Task instructions
Without the pictures, print each of the records below exactly as it appears.

Dataset records
* * * * *

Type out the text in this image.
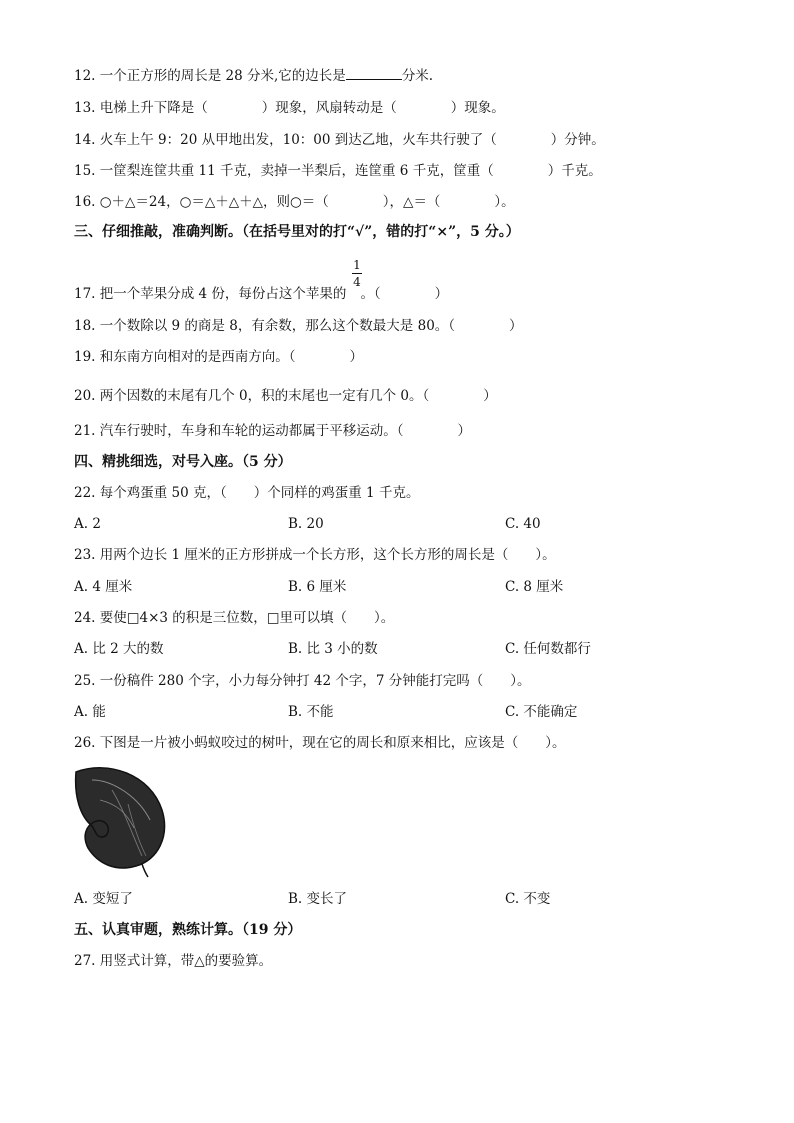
12. 一个正方形的周长是 28 分米,它的边长是	分米.
13. 电梯上升下降是（　　　　）现象，风扇转动是（　　　　）现象。
14. 火车上午 9：20 从甲地出发，10：00 到达乙地，火车共行驶了（　　　　）分钟。
15. 一筐梨连筐共重 11 千克，卖掉一半梨后，连筐重 6 千克，筐重（　　　　）千克。
16. ○＋△＝24，○＝△＋△＋△，则○＝（　　　　），△＝（　　　　）。
三、仔细推敲，准确判断。（在括号里对的打“√”，错的打“×”，5 分。）
1
4
17. 把一个苹果分成 4 份，每份占这个苹果的 。（　　　　）
18. 一个数除以 9 的商是 8，有余数，那么这个数最大是 80。（　　　　）
19. 和东南方向相对的是西南方向。（　　　　）
20. 两个因数的末尾有几个 0，积的末尾也一定有几个 0。（　　　　）
21. 汽车行驶时，车身和车轮的运动都属于平移运动。（　　　　）
四、精挑细选，对号入座。（5 分）
22. 每个鸡蛋重 50 克，（　　）个同样的鸡蛋重 1 千克。
A. 2	B. 20	C. 40
23. 用两个边长 1 厘米的正方形拼成一个长方形，这个长方形的周长是（　　）。
A. 4 厘米	B. 6 厘米	C. 8 厘米
24. 要使□4×3 的积是三位数，□里可以填（　　）。
A. 比 2 大的数	B. 比 3 小的数	C. 任何数都行
25. 一份稿件 280 个字，小力每分钟打 42 个字，7 分钟能打完吗（　　）。
A. 能	B. 不能	C. 不能确定
26. 下图是一片被小蚂蚁咬过的树叶，现在它的周长和原来相比，应该是（　　）。
A. 变短了	B. 变长了	C. 不变
五、认真审题，熟练计算。（19 分）
27. 用竖式计算，带△的要验算。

* * * * *

Reply
Type out the text in this image.
12. 一个正方形的周长是 28 分米,它的边长是	分米.
13. 电梯上升下降是（　　　　）现象，风扇转动是（　　　　）现象。
14. 火车上午 9：20 从甲地出发，10：00 到达乙地，火车共行驶了（　　　　）分钟。
15. 一筐梨连筐共重 11 千克，卖掉一半梨后，连筐重 6 千克，筐重（　　　　）千克。
16. ○＋△＝24，○＝△＋△＋△，则○＝（　　　　），△＝（　　　　）。
三、仔细推敲，准确判断。（在括号里对的打“√”，错的打“×”，5 分。）
1
4
17. 把一个苹果分成 4 份，每份占这个苹果的 。（　　　　）
18. 一个数除以 9 的商是 8，有余数，那么这个数最大是 80。（　　　　）
19. 和东南方向相对的是西南方向。（　　　　）
20. 两个因数的末尾有几个 0，积的末尾也一定有几个 0。（　　　　）
21. 汽车行驶时，车身和车轮的运动都属于平移运动。（　　　　）
四、精挑细选，对号入座。（5 分）
22. 每个鸡蛋重 50 克，（　　）个同样的鸡蛋重 1 千克。
A. 2	B. 20	C. 40
23. 用两个边长 1 厘米的正方形拼成一个长方形，这个长方形的周长是（　　）。
A. 4 厘米	B. 6 厘米	C. 8 厘米
24. 要使□4×3 的积是三位数，□里可以填（　　）。
A. 比 2 大的数	B. 比 3 小的数	C. 任何数都行
25. 一份稿件 280 个字，小力每分钟打 42 个字，7 分钟能打完吗（　　）。
A. 能	B. 不能	C. 不能确定
26. 下图是一片被小蚂蚁咬过的树叶，现在它的周长和原来相比，应该是（　　）。
A. 变短了	B. 变长了	C. 不变
五、认真审题，熟练计算。（19 分）
27. 用竖式计算，带△的要验算。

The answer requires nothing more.